Description of the task>
Write out every one of the records below word for word, leaving the pictures out.

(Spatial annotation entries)
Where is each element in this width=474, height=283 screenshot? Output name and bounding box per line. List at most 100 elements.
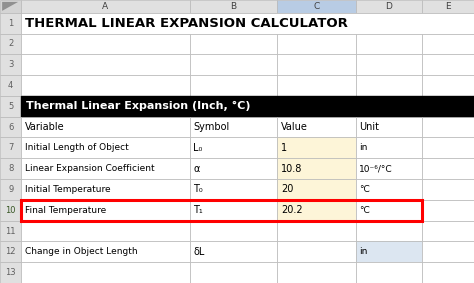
Bar <box>190 138 277 158</box>
Bar <box>21 33 190 54</box>
Bar <box>21 75 190 96</box>
Text: Final Temperature: Final Temperature <box>25 206 106 215</box>
Bar <box>190 158 277 179</box>
Text: Initial Length of Object: Initial Length of Object <box>25 143 129 152</box>
Bar <box>190 117 277 138</box>
Text: 10.8: 10.8 <box>281 164 302 174</box>
Bar <box>356 33 422 54</box>
Bar <box>422 241 474 262</box>
Text: T₁: T₁ <box>193 205 203 215</box>
Bar <box>277 117 356 138</box>
Bar <box>356 75 422 96</box>
Bar <box>0 221 21 241</box>
Bar <box>277 200 356 221</box>
Bar <box>0 0 21 13</box>
Bar <box>356 0 422 13</box>
Bar <box>21 96 474 117</box>
Bar <box>0 158 21 179</box>
Bar <box>422 262 474 283</box>
Bar <box>422 75 474 96</box>
Text: E: E <box>445 2 451 11</box>
Text: 10⁻⁶/°C: 10⁻⁶/°C <box>359 164 393 173</box>
Bar <box>190 0 277 13</box>
Text: Change in Object Length: Change in Object Length <box>25 247 138 256</box>
Bar <box>277 241 356 262</box>
Text: 20.2: 20.2 <box>281 205 303 215</box>
Text: in: in <box>359 143 368 152</box>
Text: 9: 9 <box>8 185 13 194</box>
Bar <box>277 75 356 96</box>
Bar <box>277 221 356 241</box>
Bar <box>277 262 356 283</box>
Bar <box>21 200 190 221</box>
Bar <box>422 0 474 13</box>
Bar <box>0 117 21 138</box>
Text: Value: Value <box>281 122 308 132</box>
Text: Linear Expansion Coefficient: Linear Expansion Coefficient <box>25 164 155 173</box>
Bar <box>190 262 277 283</box>
Bar <box>0 138 21 158</box>
Bar <box>190 200 277 221</box>
Text: L₀: L₀ <box>193 143 203 153</box>
Bar <box>21 54 190 75</box>
Bar <box>21 117 190 138</box>
Text: D: D <box>385 2 392 11</box>
Bar <box>277 158 356 179</box>
Bar <box>356 179 422 200</box>
Bar <box>21 158 190 179</box>
Text: Initial Temperature: Initial Temperature <box>25 185 111 194</box>
Bar <box>277 33 356 54</box>
Text: Symbol: Symbol <box>193 122 229 132</box>
Text: 2: 2 <box>8 39 13 48</box>
Bar <box>422 117 474 138</box>
Bar <box>0 54 21 75</box>
Text: 7: 7 <box>8 143 13 152</box>
Bar <box>21 179 190 200</box>
Bar <box>277 54 356 75</box>
Bar <box>356 221 422 241</box>
Text: 11: 11 <box>5 226 16 235</box>
Text: 20: 20 <box>281 185 293 194</box>
Bar <box>356 117 422 138</box>
Bar <box>21 241 190 262</box>
Bar <box>422 158 474 179</box>
Bar <box>277 179 356 200</box>
Text: °C: °C <box>359 206 370 215</box>
Bar <box>0 262 21 283</box>
Bar <box>190 54 277 75</box>
Text: 1: 1 <box>281 143 287 153</box>
Bar <box>0 179 21 200</box>
Text: in: in <box>359 247 368 256</box>
Bar <box>190 221 277 241</box>
Text: T₀: T₀ <box>193 185 203 194</box>
Bar <box>422 200 474 221</box>
Text: Variable: Variable <box>25 122 65 132</box>
Text: A: A <box>102 2 109 11</box>
Bar <box>422 54 474 75</box>
Bar <box>21 138 190 158</box>
Polygon shape <box>2 2 18 11</box>
Text: THERMAL LINEAR EXPANSION CALCULATOR: THERMAL LINEAR EXPANSION CALCULATOR <box>25 17 348 30</box>
Bar <box>356 138 422 158</box>
Bar <box>21 221 190 241</box>
Bar <box>422 179 474 200</box>
Text: Thermal Linear Expansion (Inch, °C): Thermal Linear Expansion (Inch, °C) <box>26 101 251 111</box>
Bar <box>0 33 21 54</box>
Bar <box>190 179 277 200</box>
Bar <box>356 158 422 179</box>
Bar <box>356 200 422 221</box>
Bar <box>190 75 277 96</box>
Text: 4: 4 <box>8 81 13 90</box>
Bar <box>356 262 422 283</box>
Bar <box>190 241 277 262</box>
Text: 1: 1 <box>8 19 13 28</box>
Text: C: C <box>313 2 319 11</box>
Bar <box>356 54 422 75</box>
Text: 8: 8 <box>8 164 13 173</box>
Text: α: α <box>193 164 200 174</box>
Bar <box>356 241 422 262</box>
Bar <box>190 33 277 54</box>
Text: Unit: Unit <box>359 122 379 132</box>
Text: δL: δL <box>193 247 205 257</box>
Bar <box>277 138 356 158</box>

Answer to this task>
Where is each element in this width=474, height=283 screenshot? Output name and bounding box per line. List at most 100 elements.
Bar <box>190 138 277 158</box>
Bar <box>21 33 190 54</box>
Bar <box>21 75 190 96</box>
Text: Final Temperature: Final Temperature <box>25 206 106 215</box>
Bar <box>190 158 277 179</box>
Text: Initial Length of Object: Initial Length of Object <box>25 143 129 152</box>
Bar <box>190 117 277 138</box>
Text: 10.8: 10.8 <box>281 164 302 174</box>
Bar <box>356 33 422 54</box>
Bar <box>422 241 474 262</box>
Text: T₁: T₁ <box>193 205 203 215</box>
Bar <box>277 117 356 138</box>
Bar <box>356 75 422 96</box>
Bar <box>0 221 21 241</box>
Bar <box>277 200 356 221</box>
Bar <box>0 0 21 13</box>
Bar <box>356 0 422 13</box>
Bar <box>21 96 474 117</box>
Bar <box>0 158 21 179</box>
Bar <box>422 262 474 283</box>
Bar <box>422 75 474 96</box>
Text: E: E <box>445 2 451 11</box>
Text: 10⁻⁶/°C: 10⁻⁶/°C <box>359 164 393 173</box>
Bar <box>190 0 277 13</box>
Text: Change in Object Length: Change in Object Length <box>25 247 138 256</box>
Bar <box>277 241 356 262</box>
Text: 20.2: 20.2 <box>281 205 303 215</box>
Text: in: in <box>359 143 368 152</box>
Text: 9: 9 <box>8 185 13 194</box>
Bar <box>277 75 356 96</box>
Bar <box>277 221 356 241</box>
Bar <box>277 262 356 283</box>
Bar <box>21 200 190 221</box>
Bar <box>422 0 474 13</box>
Bar <box>0 117 21 138</box>
Text: Value: Value <box>281 122 308 132</box>
Text: Linear Expansion Coefficient: Linear Expansion Coefficient <box>25 164 155 173</box>
Bar <box>190 262 277 283</box>
Bar <box>0 138 21 158</box>
Bar <box>190 200 277 221</box>
Text: L₀: L₀ <box>193 143 203 153</box>
Bar <box>21 54 190 75</box>
Bar <box>21 117 190 138</box>
Text: D: D <box>385 2 392 11</box>
Bar <box>277 158 356 179</box>
Bar <box>356 179 422 200</box>
Bar <box>21 158 190 179</box>
Text: Initial Temperature: Initial Temperature <box>25 185 111 194</box>
Bar <box>277 33 356 54</box>
Text: Symbol: Symbol <box>193 122 229 132</box>
Text: 2: 2 <box>8 39 13 48</box>
Bar <box>422 117 474 138</box>
Bar <box>0 54 21 75</box>
Text: 7: 7 <box>8 143 13 152</box>
Bar <box>21 179 190 200</box>
Bar <box>277 54 356 75</box>
Bar <box>356 221 422 241</box>
Text: 11: 11 <box>5 226 16 235</box>
Text: 20: 20 <box>281 185 293 194</box>
Bar <box>356 117 422 138</box>
Bar <box>21 241 190 262</box>
Bar <box>422 158 474 179</box>
Bar <box>277 179 356 200</box>
Text: °C: °C <box>359 206 370 215</box>
Bar <box>0 262 21 283</box>
Bar <box>190 54 277 75</box>
Text: 1: 1 <box>281 143 287 153</box>
Bar <box>0 179 21 200</box>
Text: in: in <box>359 247 368 256</box>
Bar <box>190 221 277 241</box>
Text: T₀: T₀ <box>193 185 203 194</box>
Bar <box>422 200 474 221</box>
Text: Variable: Variable <box>25 122 65 132</box>
Text: A: A <box>102 2 109 11</box>
Bar <box>422 54 474 75</box>
Bar <box>21 138 190 158</box>
Polygon shape <box>2 2 18 11</box>
Text: THERMAL LINEAR EXPANSION CALCULATOR: THERMAL LINEAR EXPANSION CALCULATOR <box>25 17 348 30</box>
Bar <box>356 138 422 158</box>
Bar <box>21 221 190 241</box>
Bar <box>422 179 474 200</box>
Text: Thermal Linear Expansion (Inch, °C): Thermal Linear Expansion (Inch, °C) <box>26 101 251 111</box>
Bar <box>0 33 21 54</box>
Bar <box>190 179 277 200</box>
Bar <box>356 158 422 179</box>
Bar <box>356 200 422 221</box>
Bar <box>190 75 277 96</box>
Text: 4: 4 <box>8 81 13 90</box>
Bar <box>356 262 422 283</box>
Bar <box>190 241 277 262</box>
Text: 1: 1 <box>8 19 13 28</box>
Text: C: C <box>313 2 319 11</box>
Bar <box>356 54 422 75</box>
Text: 8: 8 <box>8 164 13 173</box>
Text: α: α <box>193 164 200 174</box>
Bar <box>356 241 422 262</box>
Bar <box>190 33 277 54</box>
Text: Unit: Unit <box>359 122 379 132</box>
Text: δL: δL <box>193 247 205 257</box>
Bar <box>277 138 356 158</box>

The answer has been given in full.